Instructions to follow: Pick out each line of the data below that contains the string "level". Treat the match as case-sensitive.
※
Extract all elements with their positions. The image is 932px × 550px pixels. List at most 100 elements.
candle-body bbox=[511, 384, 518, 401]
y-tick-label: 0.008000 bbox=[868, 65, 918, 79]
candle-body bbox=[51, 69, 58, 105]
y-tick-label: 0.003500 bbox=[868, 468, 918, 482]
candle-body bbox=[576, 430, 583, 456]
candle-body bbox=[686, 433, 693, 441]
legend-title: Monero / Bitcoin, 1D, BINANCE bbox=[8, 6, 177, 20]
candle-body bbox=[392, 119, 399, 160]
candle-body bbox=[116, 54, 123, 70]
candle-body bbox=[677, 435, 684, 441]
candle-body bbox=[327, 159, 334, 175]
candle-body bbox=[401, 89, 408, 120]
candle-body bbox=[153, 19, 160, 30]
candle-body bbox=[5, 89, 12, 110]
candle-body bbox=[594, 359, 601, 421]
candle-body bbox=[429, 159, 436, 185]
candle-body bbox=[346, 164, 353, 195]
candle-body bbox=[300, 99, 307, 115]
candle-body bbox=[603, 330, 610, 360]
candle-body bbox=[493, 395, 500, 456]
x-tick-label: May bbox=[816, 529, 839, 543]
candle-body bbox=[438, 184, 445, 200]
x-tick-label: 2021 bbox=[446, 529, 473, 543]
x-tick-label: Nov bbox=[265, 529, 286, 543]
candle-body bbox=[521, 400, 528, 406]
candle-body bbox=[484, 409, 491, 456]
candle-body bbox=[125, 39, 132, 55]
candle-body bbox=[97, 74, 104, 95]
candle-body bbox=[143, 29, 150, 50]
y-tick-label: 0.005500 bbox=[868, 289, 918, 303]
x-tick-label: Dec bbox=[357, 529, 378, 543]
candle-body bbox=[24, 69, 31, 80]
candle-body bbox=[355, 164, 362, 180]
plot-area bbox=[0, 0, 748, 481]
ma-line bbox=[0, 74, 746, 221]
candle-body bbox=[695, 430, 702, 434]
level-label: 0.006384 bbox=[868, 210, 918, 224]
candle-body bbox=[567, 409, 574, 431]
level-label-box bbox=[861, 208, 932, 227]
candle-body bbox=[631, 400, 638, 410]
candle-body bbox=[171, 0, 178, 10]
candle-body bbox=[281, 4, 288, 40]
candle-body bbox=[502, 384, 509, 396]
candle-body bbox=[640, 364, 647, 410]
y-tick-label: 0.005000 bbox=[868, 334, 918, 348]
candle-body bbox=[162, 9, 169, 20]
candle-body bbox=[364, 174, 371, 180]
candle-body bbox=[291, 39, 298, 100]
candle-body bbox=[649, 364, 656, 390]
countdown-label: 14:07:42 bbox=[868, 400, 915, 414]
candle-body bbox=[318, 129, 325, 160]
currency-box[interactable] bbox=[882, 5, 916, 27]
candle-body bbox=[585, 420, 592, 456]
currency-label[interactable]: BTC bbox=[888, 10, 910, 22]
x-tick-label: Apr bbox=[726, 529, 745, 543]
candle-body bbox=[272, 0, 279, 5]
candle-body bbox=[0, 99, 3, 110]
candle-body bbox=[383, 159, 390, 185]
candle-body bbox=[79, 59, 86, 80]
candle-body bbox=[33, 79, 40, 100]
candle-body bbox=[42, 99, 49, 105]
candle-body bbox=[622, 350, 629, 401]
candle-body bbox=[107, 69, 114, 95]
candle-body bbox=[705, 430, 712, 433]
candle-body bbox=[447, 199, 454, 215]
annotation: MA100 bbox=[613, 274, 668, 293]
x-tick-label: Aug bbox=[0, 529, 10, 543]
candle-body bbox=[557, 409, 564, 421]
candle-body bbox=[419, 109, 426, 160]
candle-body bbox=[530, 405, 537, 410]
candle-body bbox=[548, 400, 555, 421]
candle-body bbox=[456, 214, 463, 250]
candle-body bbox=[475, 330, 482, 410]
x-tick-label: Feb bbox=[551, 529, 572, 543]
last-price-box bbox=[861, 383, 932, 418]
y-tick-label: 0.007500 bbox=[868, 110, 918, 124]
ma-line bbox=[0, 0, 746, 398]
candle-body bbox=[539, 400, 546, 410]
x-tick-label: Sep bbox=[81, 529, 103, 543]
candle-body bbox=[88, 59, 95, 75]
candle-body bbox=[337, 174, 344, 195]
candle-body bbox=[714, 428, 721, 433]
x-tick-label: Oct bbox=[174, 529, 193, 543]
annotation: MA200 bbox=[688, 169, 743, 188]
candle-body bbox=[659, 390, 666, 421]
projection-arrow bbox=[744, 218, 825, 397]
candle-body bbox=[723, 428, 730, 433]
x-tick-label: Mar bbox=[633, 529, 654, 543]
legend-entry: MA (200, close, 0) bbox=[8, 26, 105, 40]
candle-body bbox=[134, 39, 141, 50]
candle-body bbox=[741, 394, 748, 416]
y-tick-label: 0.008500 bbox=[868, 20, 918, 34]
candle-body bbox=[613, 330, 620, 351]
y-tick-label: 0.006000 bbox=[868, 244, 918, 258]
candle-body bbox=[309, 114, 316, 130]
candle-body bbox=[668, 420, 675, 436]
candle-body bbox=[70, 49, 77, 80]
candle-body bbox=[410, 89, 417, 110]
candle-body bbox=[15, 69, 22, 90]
※
Result of this exercise:
level-label: 0.006384 bbox=[868, 210, 918, 224]
level-label-box bbox=[861, 208, 932, 227]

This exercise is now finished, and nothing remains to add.